GIVEN TASK:
Search the material below for the word "arrow". Copy every line that has it.

DATA RECORDS:
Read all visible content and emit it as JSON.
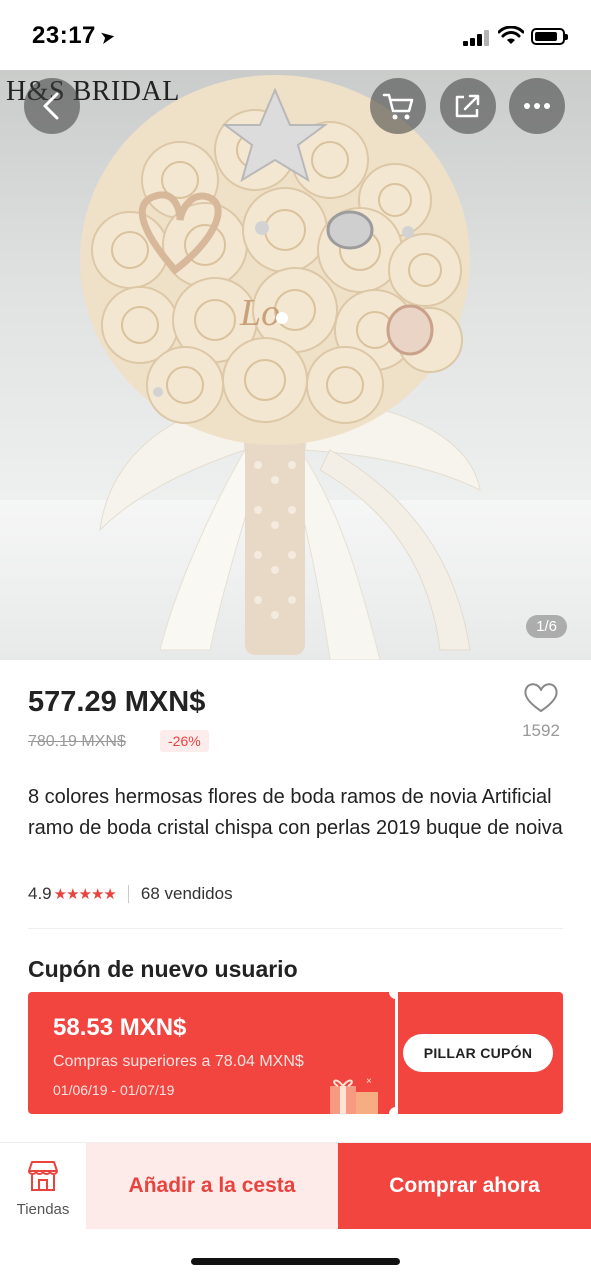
{
  "status_bar": {
    "time": "23:17",
    "location_icon": "location-arrow-icon"
  },
  "hero": {
    "brand_watermark": "H&S BRIDAL",
    "page_counter": "1/6",
    "buttons": {
      "back": "back-arrow-icon",
      "cart": "cart-icon",
      "share": "share-icon",
      "more": "more-icon"
    }
  },
  "product": {
    "price": "577.29 MXN$",
    "original_price": "780.19 MXN$",
    "discount": "-26%",
    "wishlist_count": "1592",
    "title": "8 colores hermosas flores de boda ramos de novia Artificial ramo de boda cristal chispa con perlas 2019 buque de noiva",
    "rating": "4.9",
    "stars": "★★★★★",
    "sold": "68 vendidos"
  },
  "coupon": {
    "heading": "Cupón de nuevo usuario",
    "amount": "58.53 MXN$",
    "condition": "Compras superiores a 78.04 MXN$",
    "dates": "01/06/19 - 01/07/19",
    "claim_label": "PILLAR CUPÓN"
  },
  "bottom_bar": {
    "stores_label": "Tiendas",
    "add_to_cart": "Añadir a la cesta",
    "buy_now": "Comprar ahora"
  },
  "colors": {
    "accent": "#f2453f",
    "accent_light": "#fdebea",
    "star": "#e8433d"
  }
}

ANSWER TO THIS TASK:
    "location_icon": "location-arrow-icon"
      "back": "back-arrow-icon",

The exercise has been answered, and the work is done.